··· Excerpted text ···

Nestle's sales and profitability are gaining momentum as chief executive officer Mark Schneider revamps the food giant's portfolio, while brewer Anheuser-Busch InBev is streamlining its management and distiller Diageo plans its second big annual share buyback.
The latest moves were welcomed on Thursday by Nestle investors, while AB InBev fell as increased marketing spending related to the World Cup weighed on profit growth, and Diageo reversed early gains.
The moves come as activist investors take aim at the sector, with Dan Loeb's hedge fund buying a stake in Nestle and rival Unilever pursuing its own revamp after fending off a takeover approach from Kraft Heinz. Mr Schneider is turning the page after Nestle had its weakest sales growth in more than two decades last year.
Facing demands from Loeb's Third Point, the Nespresso owner said it will complete a strategic review of its Gerber life insurance business by the end of the year, after shedding its US confectionery business and announcing a US$7.2 billion deal to market Starbucks-branded coffee beans and capsules.
Sales grew faster than analysts expected in the first six months of the year, and the company forecast improvement in the second half as the US and China rebound.
The stock rose as much as 2.3 per cent in early trading.

··· Given data ···

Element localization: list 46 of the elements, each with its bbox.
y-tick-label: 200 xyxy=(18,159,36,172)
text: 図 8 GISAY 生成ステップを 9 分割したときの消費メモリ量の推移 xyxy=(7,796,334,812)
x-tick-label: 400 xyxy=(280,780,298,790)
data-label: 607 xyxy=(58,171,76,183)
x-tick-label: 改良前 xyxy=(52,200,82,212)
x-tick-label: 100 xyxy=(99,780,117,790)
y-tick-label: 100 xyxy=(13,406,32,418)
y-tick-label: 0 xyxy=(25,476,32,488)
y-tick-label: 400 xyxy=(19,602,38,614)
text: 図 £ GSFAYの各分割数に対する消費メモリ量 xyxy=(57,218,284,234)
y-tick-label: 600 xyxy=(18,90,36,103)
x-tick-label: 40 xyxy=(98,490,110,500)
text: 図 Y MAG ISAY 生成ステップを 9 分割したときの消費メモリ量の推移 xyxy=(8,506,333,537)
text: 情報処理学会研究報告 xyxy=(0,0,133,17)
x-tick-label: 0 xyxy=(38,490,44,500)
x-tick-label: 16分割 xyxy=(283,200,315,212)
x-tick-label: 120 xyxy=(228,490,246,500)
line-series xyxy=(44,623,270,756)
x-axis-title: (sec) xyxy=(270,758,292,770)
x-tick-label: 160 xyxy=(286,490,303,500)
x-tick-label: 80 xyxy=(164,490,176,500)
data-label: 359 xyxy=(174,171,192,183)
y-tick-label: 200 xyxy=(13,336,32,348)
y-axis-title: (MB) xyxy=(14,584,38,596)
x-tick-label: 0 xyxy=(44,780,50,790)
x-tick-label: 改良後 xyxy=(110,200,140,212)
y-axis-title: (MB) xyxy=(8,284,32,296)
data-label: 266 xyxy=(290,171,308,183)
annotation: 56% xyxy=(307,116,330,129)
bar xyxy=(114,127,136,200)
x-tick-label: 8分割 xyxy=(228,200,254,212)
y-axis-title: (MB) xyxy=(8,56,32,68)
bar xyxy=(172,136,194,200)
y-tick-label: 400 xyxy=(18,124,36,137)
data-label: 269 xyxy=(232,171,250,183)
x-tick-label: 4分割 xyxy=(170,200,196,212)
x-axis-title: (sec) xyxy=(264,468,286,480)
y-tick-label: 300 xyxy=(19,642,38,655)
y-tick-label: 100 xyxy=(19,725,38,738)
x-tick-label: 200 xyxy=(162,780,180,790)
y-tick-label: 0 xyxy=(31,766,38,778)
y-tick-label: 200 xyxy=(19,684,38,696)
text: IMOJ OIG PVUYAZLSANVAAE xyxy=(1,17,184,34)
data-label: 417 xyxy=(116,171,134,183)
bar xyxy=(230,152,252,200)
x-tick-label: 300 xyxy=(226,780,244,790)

···

**What you have to do**
Answer these from the text on Nestle and its industry peers:
1. What weighed on AB InBev's profit growth?
2. By when will Nestle complete its strategic review of the Gerber life insurance business?
3. What was the value of the deal Nestle announced to market Starbucks-branded coffee beans and capsules?

**Solution for this problem**
1. Increased marketing spending related to the World Cup.
2. By the end of the year.
3. US$7.2 billion.